**WHAT YOU NEED TO DO**
Write out precisely the lines beginning with the line that contains "OCR this image." and ending with the last line of the entries, and no other lines.

◆ ◆ ◆ ◆

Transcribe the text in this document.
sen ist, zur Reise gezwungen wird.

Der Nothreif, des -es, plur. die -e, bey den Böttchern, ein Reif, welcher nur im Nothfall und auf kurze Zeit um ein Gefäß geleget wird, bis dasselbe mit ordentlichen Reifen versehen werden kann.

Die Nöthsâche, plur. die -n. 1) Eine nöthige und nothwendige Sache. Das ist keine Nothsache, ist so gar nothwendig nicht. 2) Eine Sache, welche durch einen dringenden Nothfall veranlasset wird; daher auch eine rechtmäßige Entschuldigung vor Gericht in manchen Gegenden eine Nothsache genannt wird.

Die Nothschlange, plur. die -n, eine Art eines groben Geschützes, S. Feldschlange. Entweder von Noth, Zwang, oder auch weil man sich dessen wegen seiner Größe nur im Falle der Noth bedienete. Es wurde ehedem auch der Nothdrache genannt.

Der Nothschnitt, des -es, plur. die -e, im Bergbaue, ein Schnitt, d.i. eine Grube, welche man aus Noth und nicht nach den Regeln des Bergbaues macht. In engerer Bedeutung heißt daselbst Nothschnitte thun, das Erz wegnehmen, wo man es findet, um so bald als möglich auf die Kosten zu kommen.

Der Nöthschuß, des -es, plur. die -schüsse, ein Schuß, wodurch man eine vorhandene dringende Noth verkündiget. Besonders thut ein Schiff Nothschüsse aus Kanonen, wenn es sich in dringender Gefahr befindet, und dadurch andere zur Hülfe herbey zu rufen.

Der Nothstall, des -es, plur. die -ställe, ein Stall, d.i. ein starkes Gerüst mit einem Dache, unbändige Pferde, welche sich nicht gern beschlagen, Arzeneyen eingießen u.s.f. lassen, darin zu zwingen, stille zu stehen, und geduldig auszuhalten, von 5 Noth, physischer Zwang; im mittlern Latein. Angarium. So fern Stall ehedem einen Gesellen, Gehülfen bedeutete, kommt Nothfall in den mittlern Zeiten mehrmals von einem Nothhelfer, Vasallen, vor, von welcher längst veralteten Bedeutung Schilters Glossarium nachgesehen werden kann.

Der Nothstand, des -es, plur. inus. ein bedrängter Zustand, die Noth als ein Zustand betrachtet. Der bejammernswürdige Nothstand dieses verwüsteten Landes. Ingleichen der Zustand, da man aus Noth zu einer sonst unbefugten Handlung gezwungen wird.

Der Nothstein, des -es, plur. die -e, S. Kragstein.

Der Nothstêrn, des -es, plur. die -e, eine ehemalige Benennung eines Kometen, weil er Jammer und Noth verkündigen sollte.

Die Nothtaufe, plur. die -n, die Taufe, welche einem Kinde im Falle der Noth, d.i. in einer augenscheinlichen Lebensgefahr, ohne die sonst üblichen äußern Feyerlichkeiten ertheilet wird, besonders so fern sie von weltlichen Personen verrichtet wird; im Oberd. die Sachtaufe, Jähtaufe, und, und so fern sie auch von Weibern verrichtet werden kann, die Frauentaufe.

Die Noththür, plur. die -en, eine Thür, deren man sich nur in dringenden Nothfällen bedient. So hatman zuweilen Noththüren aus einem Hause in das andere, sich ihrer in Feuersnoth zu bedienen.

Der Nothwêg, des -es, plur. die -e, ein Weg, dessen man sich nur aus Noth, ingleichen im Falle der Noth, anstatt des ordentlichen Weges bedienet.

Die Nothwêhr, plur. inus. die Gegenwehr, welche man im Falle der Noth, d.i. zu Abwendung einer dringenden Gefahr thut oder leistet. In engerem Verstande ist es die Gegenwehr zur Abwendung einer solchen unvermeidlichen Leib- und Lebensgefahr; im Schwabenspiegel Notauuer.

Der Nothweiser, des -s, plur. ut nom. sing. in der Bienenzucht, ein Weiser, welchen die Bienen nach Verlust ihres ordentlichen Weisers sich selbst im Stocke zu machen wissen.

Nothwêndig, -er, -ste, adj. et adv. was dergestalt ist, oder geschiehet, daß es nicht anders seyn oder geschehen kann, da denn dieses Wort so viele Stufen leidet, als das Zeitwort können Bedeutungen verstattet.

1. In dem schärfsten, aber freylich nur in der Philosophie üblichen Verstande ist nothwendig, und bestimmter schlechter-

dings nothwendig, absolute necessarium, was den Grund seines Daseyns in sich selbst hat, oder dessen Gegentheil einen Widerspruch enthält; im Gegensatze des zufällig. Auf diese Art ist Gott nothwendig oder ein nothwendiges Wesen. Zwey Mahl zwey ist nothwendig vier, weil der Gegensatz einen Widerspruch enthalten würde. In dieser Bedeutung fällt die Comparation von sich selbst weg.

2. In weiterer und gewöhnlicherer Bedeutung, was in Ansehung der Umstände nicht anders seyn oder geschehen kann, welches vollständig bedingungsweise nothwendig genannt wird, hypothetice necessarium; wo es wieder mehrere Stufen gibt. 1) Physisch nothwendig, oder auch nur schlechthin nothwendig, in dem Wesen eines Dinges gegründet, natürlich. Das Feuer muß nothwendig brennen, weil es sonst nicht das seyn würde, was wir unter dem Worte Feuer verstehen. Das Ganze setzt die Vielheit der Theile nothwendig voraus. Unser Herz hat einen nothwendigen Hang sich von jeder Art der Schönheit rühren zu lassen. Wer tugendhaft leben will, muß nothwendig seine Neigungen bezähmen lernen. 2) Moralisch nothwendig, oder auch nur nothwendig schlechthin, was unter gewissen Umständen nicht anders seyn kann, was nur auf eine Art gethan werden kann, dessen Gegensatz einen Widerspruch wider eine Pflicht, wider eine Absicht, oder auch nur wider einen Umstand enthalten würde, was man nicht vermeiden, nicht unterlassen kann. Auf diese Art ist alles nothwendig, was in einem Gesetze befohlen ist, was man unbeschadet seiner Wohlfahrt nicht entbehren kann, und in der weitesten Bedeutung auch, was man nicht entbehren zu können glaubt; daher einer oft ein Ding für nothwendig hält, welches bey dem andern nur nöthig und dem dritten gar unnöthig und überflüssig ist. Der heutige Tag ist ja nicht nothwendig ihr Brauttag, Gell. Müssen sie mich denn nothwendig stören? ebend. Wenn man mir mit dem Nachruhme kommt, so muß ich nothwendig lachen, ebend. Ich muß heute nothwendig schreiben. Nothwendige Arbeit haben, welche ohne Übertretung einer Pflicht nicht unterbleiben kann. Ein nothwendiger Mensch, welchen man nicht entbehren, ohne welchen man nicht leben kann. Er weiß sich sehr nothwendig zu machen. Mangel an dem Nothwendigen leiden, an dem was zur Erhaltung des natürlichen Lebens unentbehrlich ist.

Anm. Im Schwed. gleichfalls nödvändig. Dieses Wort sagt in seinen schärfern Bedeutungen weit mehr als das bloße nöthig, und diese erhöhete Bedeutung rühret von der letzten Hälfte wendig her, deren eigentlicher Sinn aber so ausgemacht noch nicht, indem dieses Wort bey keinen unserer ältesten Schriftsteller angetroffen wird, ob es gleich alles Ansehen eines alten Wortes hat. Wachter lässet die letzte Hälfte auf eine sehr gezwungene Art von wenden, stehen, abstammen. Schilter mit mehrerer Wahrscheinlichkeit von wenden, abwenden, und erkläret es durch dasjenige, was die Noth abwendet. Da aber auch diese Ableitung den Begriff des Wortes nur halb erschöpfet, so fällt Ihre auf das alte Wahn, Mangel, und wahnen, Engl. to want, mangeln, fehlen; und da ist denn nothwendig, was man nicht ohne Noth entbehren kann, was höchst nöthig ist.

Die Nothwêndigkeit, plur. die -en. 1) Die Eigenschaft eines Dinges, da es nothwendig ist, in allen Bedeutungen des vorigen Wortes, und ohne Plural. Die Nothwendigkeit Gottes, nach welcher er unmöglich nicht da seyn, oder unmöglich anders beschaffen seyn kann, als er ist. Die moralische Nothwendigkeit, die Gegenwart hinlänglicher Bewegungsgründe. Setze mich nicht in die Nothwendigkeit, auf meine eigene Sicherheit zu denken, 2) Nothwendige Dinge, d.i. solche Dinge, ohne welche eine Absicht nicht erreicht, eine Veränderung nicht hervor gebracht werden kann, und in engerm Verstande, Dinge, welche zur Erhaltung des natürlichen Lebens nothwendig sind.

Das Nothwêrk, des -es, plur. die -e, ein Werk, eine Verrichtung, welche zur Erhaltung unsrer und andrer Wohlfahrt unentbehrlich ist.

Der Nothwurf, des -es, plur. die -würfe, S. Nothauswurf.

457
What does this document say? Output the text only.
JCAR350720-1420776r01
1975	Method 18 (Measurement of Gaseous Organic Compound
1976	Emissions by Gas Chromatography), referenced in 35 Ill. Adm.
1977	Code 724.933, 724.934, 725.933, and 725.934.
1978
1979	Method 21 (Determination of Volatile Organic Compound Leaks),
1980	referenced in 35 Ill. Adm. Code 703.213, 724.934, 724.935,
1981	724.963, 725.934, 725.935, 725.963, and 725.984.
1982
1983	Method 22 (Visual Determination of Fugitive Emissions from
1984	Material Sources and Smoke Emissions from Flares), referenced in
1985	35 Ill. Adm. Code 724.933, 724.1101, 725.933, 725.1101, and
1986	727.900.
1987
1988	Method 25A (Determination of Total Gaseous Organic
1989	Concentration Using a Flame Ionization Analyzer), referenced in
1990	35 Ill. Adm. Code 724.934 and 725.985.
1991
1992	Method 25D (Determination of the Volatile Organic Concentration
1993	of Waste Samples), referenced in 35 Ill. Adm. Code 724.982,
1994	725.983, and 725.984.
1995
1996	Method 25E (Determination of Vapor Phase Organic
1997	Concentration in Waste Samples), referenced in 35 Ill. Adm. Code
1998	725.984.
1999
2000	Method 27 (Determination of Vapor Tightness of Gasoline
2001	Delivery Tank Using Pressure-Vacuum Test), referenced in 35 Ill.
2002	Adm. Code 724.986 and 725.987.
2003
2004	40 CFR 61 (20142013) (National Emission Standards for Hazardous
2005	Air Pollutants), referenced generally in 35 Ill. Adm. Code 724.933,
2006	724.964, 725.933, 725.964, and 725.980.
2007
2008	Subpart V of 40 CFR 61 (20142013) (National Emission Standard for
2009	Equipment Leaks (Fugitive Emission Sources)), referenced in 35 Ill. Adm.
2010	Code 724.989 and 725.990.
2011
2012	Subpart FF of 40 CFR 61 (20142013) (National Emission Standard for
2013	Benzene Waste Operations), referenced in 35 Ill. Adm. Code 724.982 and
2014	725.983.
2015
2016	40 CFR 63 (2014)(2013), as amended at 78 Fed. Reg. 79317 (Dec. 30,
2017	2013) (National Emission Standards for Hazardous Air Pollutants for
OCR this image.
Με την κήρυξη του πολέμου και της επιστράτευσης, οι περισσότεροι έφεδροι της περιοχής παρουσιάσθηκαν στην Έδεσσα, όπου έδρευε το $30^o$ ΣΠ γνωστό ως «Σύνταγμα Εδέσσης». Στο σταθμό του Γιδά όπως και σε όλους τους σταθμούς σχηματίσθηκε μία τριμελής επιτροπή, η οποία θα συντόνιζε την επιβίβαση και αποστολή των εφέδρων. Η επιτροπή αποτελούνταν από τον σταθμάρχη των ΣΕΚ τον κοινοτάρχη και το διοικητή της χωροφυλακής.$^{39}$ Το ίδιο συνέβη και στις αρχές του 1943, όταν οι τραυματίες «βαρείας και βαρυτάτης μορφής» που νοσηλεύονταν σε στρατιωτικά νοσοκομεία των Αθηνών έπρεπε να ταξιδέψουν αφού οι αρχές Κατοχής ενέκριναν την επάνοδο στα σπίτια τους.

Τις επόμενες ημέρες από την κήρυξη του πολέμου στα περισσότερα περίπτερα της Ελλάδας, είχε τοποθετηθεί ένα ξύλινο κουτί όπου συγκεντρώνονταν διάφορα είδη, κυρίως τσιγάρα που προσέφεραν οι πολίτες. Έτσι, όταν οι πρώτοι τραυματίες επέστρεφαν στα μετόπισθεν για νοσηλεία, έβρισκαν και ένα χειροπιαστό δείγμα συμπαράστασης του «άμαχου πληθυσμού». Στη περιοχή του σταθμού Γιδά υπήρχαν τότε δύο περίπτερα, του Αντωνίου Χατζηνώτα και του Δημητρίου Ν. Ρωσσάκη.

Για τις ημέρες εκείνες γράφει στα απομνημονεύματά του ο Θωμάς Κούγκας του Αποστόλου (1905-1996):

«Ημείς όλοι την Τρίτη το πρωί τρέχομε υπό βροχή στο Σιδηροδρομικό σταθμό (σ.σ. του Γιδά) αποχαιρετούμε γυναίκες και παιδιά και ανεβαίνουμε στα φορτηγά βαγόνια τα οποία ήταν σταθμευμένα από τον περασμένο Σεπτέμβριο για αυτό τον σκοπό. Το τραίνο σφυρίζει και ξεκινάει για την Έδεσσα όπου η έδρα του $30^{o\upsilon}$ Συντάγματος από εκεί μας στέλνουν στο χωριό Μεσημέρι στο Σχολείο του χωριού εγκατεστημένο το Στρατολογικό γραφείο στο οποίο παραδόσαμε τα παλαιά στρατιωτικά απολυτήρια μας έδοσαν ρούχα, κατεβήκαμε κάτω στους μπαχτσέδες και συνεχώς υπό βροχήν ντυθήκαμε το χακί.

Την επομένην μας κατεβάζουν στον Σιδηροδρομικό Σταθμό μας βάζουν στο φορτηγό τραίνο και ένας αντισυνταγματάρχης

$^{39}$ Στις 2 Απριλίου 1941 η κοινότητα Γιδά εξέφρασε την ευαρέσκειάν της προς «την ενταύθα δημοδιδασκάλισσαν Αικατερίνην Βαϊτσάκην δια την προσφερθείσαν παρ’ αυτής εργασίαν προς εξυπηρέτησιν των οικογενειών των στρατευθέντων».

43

◆ ◆ ◆ ◆

**FULL RESPONSE**
OCR this image.
Με την κήρυξη του πολέμου και της επιστράτευσης, οι περισσότεροι έφεδροι της περιοχής παρουσιάσθηκαν στην Έδεσσα, όπου έδρευε το $30^o$ ΣΠ γνωστό ως «Σύνταγμα Εδέσσης». Στο σταθμό του Γιδά όπως και σε όλους τους σταθμούς σχηματίσθηκε μία τριμελής επιτροπή, η οποία θα συντόνιζε την επιβίβαση και αποστολή των εφέδρων. Η επιτροπή αποτελούνταν από τον σταθμάρχη των ΣΕΚ τον κοινοτάρχη και το διοικητή της χωροφυλακής.$^{39}$ Το ίδιο συνέβη και στις αρχές του 1943, όταν οι τραυματίες «βαρείας και βαρυτάτης μορφής» που νοσηλεύονταν σε στρατιωτικά νοσοκομεία των Αθηνών έπρεπε να ταξιδέψουν αφού οι αρχές Κατοχής ενέκριναν την επάνοδο στα σπίτια τους.

Τις επόμενες ημέρες από την κήρυξη του πολέμου στα περισσότερα περίπτερα της Ελλάδας, είχε τοποθετηθεί ένα ξύλινο κουτί όπου συγκεντρώνονταν διάφορα είδη, κυρίως τσιγάρα που προσέφεραν οι πολίτες. Έτσι, όταν οι πρώτοι τραυματίες επέστρεφαν στα μετόπισθεν για νοσηλεία, έβρισκαν και ένα χειροπιαστό δείγμα συμπαράστασης του «άμαχου πληθυσμού». Στη περιοχή του σταθμού Γιδά υπήρχαν τότε δύο περίπτερα, του Αντωνίου Χατζηνώτα και του Δημητρίου Ν. Ρωσσάκη.

Για τις ημέρες εκείνες γράφει στα απομνημονεύματά του ο Θωμάς Κούγκας του Αποστόλου (1905-1996):

«Ημείς όλοι την Τρίτη το πρωί τρέχομε υπό βροχή στο Σιδηροδρομικό σταθμό (σ.σ. του Γιδά) αποχαιρετούμε γυναίκες και παιδιά και ανεβαίνουμε στα φορτηγά βαγόνια τα οποία ήταν σταθμευμένα από τον περασμένο Σεπτέμβριο για αυτό τον σκοπό. Το τραίνο σφυρίζει και ξεκινάει για την Έδεσσα όπου η έδρα του $30^{o\upsilon}$ Συντάγματος από εκεί μας στέλνουν στο χωριό Μεσημέρι στο Σχολείο του χωριού εγκατεστημένο το Στρατολογικό γραφείο στο οποίο παραδόσαμε τα παλαιά στρατιωτικά απολυτήρια μας έδοσαν ρούχα, κατεβήκαμε κάτω στους μπαχτσέδες και συνεχώς υπό βροχήν ντυθήκαμε το χακί.

Την επομένην μας κατεβάζουν στον Σιδηροδρομικό Σταθμό μας βάζουν στο φορτηγό τραίνο και ένας αντισυνταγματάρχης

$^{39}$ Στις 2 Απριλίου 1941 η κοινότητα Γιδά εξέφρασε την ευαρέσκειάν της προς «την ενταύθα δημοδιδασκάλισσαν Αικατερίνην Βαϊτσάκην δια την προσφερθείσαν παρ’ αυτής εργασίαν προς εξυπηρέτησιν των οικογενειών των στρατευθέντων».

43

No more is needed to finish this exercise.